_Task to complete_.
Report only how many lines hold the word "true".
_ _ _
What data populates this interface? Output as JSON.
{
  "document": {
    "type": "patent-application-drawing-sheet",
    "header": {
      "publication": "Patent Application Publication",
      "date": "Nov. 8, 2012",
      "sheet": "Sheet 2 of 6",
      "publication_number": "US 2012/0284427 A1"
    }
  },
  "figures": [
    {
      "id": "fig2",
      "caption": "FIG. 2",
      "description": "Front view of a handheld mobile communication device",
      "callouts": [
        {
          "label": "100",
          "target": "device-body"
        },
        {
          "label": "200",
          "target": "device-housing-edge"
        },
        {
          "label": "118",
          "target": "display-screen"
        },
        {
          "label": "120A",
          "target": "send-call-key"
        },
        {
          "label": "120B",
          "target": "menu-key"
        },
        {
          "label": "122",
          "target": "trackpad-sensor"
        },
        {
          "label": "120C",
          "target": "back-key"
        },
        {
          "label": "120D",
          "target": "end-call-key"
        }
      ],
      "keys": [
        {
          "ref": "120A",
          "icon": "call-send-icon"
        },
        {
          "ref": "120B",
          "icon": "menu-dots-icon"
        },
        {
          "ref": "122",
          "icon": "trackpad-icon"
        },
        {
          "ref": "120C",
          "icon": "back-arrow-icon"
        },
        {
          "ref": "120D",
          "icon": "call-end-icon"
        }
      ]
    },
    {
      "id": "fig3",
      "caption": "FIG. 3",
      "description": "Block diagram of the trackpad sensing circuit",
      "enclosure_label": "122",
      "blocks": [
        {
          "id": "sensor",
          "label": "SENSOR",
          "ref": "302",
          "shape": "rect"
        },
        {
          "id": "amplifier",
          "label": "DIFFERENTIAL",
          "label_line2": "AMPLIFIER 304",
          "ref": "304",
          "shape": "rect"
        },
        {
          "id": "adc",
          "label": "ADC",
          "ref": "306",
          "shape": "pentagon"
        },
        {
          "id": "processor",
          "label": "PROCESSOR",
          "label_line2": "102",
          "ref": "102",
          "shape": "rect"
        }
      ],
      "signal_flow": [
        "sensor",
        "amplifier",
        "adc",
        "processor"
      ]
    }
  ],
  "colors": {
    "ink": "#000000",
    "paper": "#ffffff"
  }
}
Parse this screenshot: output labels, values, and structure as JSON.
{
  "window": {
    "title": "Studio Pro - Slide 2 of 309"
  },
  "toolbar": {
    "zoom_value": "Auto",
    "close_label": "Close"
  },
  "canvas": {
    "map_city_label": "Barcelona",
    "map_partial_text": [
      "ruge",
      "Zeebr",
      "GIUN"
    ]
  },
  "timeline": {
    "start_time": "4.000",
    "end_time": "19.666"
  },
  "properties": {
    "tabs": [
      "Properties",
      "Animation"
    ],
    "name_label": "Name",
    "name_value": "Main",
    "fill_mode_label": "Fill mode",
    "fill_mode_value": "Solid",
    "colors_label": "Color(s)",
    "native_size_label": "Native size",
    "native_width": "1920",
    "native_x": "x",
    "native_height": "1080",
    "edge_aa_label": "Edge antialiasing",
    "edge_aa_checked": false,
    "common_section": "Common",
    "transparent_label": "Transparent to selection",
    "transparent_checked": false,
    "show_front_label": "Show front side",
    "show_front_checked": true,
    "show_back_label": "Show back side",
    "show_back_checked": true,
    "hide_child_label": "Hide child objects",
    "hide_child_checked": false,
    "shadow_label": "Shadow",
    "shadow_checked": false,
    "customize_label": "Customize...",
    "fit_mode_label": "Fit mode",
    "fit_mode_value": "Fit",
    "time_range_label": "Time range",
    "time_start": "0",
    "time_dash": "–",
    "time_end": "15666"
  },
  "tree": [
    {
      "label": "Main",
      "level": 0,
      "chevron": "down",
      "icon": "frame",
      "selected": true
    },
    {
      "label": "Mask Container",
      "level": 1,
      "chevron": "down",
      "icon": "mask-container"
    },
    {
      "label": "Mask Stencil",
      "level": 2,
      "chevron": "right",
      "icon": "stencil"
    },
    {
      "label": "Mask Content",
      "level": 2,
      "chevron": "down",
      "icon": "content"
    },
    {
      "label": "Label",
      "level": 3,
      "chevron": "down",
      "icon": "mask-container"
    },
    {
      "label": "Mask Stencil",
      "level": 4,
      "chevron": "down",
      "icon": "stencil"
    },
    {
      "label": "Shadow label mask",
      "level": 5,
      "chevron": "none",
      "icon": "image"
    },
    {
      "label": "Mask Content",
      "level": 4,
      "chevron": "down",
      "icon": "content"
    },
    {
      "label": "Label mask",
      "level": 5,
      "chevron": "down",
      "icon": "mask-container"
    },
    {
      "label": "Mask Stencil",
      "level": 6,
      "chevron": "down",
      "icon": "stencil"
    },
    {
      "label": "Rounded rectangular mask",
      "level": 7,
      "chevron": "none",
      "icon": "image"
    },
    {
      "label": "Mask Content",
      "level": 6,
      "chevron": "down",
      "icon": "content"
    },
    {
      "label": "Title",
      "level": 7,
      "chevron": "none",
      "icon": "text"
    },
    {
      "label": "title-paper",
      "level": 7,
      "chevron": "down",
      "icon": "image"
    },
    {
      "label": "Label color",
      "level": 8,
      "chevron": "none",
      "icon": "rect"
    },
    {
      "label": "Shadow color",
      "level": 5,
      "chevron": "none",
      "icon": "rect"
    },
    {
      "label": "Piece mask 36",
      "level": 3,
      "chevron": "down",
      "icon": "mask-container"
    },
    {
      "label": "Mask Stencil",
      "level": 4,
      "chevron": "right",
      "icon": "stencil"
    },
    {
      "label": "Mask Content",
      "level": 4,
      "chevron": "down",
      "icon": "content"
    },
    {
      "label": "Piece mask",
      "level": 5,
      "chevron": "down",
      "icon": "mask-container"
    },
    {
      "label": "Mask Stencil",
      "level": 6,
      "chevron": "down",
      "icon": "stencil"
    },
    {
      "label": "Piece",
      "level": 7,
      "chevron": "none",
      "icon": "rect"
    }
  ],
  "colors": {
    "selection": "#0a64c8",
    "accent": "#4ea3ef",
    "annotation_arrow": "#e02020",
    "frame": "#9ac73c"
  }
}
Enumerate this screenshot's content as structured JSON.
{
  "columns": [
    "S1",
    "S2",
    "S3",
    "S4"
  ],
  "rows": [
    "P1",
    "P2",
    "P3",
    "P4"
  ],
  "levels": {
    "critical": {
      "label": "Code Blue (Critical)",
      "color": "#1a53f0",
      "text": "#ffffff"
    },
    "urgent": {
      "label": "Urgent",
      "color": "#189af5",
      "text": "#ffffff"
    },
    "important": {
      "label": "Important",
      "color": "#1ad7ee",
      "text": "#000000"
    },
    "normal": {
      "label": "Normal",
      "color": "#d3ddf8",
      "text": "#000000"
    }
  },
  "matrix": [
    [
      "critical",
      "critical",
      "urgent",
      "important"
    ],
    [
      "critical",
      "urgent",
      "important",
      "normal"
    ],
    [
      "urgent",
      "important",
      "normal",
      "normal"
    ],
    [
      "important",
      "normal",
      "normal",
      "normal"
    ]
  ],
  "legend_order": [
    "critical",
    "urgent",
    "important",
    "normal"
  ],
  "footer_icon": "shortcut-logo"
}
_ _ _
_Output of the task_.
3